-------- The input

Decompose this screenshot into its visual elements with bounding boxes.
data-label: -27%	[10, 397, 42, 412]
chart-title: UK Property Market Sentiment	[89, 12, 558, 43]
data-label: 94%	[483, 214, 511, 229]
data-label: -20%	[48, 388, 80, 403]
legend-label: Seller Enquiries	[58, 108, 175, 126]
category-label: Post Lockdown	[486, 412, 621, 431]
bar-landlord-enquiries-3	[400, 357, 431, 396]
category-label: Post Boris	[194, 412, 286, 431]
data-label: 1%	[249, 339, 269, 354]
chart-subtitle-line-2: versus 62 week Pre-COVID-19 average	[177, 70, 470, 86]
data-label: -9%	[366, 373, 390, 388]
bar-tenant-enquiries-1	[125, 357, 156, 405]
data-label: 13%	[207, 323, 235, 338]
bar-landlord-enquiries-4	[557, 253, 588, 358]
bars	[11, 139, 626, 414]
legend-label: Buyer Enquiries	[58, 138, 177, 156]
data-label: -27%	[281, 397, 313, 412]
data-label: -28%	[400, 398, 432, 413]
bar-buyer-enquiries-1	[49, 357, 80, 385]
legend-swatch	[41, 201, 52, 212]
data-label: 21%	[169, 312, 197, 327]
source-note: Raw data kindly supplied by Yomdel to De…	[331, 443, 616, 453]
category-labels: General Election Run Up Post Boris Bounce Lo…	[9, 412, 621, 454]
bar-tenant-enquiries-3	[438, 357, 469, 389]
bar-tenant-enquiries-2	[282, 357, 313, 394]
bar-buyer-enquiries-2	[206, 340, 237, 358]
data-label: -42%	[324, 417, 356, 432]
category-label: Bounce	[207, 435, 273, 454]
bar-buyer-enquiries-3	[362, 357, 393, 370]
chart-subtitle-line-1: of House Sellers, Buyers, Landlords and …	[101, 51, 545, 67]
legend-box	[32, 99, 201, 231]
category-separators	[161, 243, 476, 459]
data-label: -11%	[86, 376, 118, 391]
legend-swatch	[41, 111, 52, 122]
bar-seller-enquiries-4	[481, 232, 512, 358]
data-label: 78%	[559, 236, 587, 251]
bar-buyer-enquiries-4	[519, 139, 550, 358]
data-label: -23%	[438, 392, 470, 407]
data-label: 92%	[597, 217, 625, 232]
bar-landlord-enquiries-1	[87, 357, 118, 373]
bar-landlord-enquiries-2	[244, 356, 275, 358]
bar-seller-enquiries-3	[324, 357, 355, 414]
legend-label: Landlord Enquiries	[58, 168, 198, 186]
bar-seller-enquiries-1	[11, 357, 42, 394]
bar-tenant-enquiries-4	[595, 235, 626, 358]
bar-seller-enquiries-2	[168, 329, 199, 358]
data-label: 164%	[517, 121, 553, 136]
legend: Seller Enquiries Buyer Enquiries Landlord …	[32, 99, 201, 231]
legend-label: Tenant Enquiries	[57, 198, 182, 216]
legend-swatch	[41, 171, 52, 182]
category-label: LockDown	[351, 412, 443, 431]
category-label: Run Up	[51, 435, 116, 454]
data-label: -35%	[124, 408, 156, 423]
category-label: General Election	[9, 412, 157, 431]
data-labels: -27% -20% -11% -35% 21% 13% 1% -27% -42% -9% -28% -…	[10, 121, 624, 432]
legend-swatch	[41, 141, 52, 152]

----------------

• [The request] Copy out the entries above again, replacing every "legend-swatch" with "legend-marker" and changing nothing else.

• [Final result]
Decompose this screenshot into its visual elements with bounding boxes.
data-label: -27%	[10, 397, 42, 412]
chart-title: UK Property Market Sentiment	[89, 12, 558, 43]
data-label: 94%	[483, 214, 511, 229]
data-label: -20%	[48, 388, 80, 403]
legend-label: Seller Enquiries	[58, 108, 175, 126]
category-label: Post Lockdown	[486, 412, 621, 431]
bar-landlord-enquiries-3	[400, 357, 431, 396]
category-label: Post Boris	[194, 412, 286, 431]
data-label: 1%	[249, 339, 269, 354]
chart-subtitle-line-2: versus 62 week Pre-COVID-19 average	[177, 70, 470, 86]
data-label: -9%	[366, 373, 390, 388]
bar-tenant-enquiries-1	[125, 357, 156, 405]
data-label: 13%	[207, 323, 235, 338]
bar-landlord-enquiries-4	[557, 253, 588, 358]
bars	[11, 139, 626, 414]
legend-label: Buyer Enquiries	[58, 138, 177, 156]
data-label: -27%	[281, 397, 313, 412]
data-label: -28%	[400, 398, 432, 413]
bar-buyer-enquiries-1	[49, 357, 80, 385]
legend-marker	[41, 201, 52, 212]
data-label: 21%	[169, 312, 197, 327]
source-note: Raw data kindly supplied by Yomdel to De…	[331, 443, 616, 453]
category-labels: General Election Run Up Post Boris Bounce Lo…	[9, 412, 621, 454]
bar-tenant-enquiries-3	[438, 357, 469, 389]
bar-tenant-enquiries-2	[282, 357, 313, 394]
bar-buyer-enquiries-2	[206, 340, 237, 358]
data-label: -42%	[324, 417, 356, 432]
category-label: Bounce	[207, 435, 273, 454]
bar-buyer-enquiries-3	[362, 357, 393, 370]
chart-subtitle-line-1: of House Sellers, Buyers, Landlords and …	[101, 51, 545, 67]
legend-box	[32, 99, 201, 231]
category-separators	[161, 243, 476, 459]
data-label: -11%	[86, 376, 118, 391]
legend-marker	[41, 111, 52, 122]
bar-seller-enquiries-4	[481, 232, 512, 358]
data-label: 78%	[559, 236, 587, 251]
bar-buyer-enquiries-4	[519, 139, 550, 358]
data-label: -23%	[438, 392, 470, 407]
data-label: 92%	[597, 217, 625, 232]
bar-landlord-enquiries-1	[87, 357, 118, 373]
bar-landlord-enquiries-2	[244, 356, 275, 358]
bar-seller-enquiries-3	[324, 357, 355, 414]
legend-label: Landlord Enquiries	[58, 168, 198, 186]
bar-seller-enquiries-1	[11, 357, 42, 394]
bar-tenant-enquiries-4	[595, 235, 626, 358]
bar-seller-enquiries-2	[168, 329, 199, 358]
data-label: 164%	[517, 121, 553, 136]
legend: Seller Enquiries Buyer Enquiries Landlord …	[32, 99, 201, 231]
legend-label: Tenant Enquiries	[57, 198, 182, 216]
legend-marker	[41, 171, 52, 182]
category-label: LockDown	[351, 412, 443, 431]
category-label: Run Up	[51, 435, 116, 454]
data-label: -35%	[124, 408, 156, 423]
category-label: General Election	[9, 412, 157, 431]
data-labels: -27% -20% -11% -35% 21% 13% 1% -27% -42% -9% -28% -…	[10, 121, 624, 432]
legend-marker	[41, 141, 52, 152]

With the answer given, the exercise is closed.